◆ **Short problem**
Tally all lines containing the word "Jahreswechsel". Give the number alone.

------------------------------------

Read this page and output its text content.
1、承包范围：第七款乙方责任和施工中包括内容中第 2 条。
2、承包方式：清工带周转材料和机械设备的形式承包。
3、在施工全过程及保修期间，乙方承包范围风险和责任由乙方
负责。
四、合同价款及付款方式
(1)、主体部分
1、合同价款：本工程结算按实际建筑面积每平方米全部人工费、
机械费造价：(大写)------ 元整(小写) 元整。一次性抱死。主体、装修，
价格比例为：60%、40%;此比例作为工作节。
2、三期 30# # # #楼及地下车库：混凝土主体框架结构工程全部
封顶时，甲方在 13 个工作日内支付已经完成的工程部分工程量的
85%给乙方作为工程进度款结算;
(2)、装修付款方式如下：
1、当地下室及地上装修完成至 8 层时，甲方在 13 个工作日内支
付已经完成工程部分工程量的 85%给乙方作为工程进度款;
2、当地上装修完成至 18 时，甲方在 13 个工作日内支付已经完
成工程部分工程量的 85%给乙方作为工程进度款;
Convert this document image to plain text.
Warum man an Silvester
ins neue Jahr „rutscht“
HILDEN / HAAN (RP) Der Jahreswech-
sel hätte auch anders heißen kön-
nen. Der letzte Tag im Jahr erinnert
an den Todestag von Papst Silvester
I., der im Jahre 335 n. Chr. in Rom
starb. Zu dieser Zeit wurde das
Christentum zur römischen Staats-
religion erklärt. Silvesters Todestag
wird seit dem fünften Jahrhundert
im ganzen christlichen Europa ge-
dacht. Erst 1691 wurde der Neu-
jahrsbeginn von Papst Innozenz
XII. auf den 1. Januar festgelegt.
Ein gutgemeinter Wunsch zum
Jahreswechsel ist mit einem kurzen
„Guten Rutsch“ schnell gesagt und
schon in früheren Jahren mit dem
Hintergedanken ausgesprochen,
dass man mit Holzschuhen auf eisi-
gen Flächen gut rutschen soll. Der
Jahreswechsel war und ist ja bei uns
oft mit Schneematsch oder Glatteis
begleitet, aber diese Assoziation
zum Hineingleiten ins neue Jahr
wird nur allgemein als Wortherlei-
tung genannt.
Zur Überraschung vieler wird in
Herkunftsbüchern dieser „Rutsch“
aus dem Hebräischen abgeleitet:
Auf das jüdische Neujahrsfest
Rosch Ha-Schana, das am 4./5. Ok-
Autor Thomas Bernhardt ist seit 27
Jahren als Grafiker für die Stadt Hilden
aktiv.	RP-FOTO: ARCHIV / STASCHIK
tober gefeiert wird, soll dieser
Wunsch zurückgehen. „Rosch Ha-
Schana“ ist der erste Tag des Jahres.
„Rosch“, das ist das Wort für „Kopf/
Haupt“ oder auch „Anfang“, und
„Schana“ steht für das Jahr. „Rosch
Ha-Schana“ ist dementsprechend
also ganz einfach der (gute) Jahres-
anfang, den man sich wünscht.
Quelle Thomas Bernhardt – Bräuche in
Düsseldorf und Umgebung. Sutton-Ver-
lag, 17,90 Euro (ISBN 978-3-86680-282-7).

------------------------------------

◆ **Solution below**
2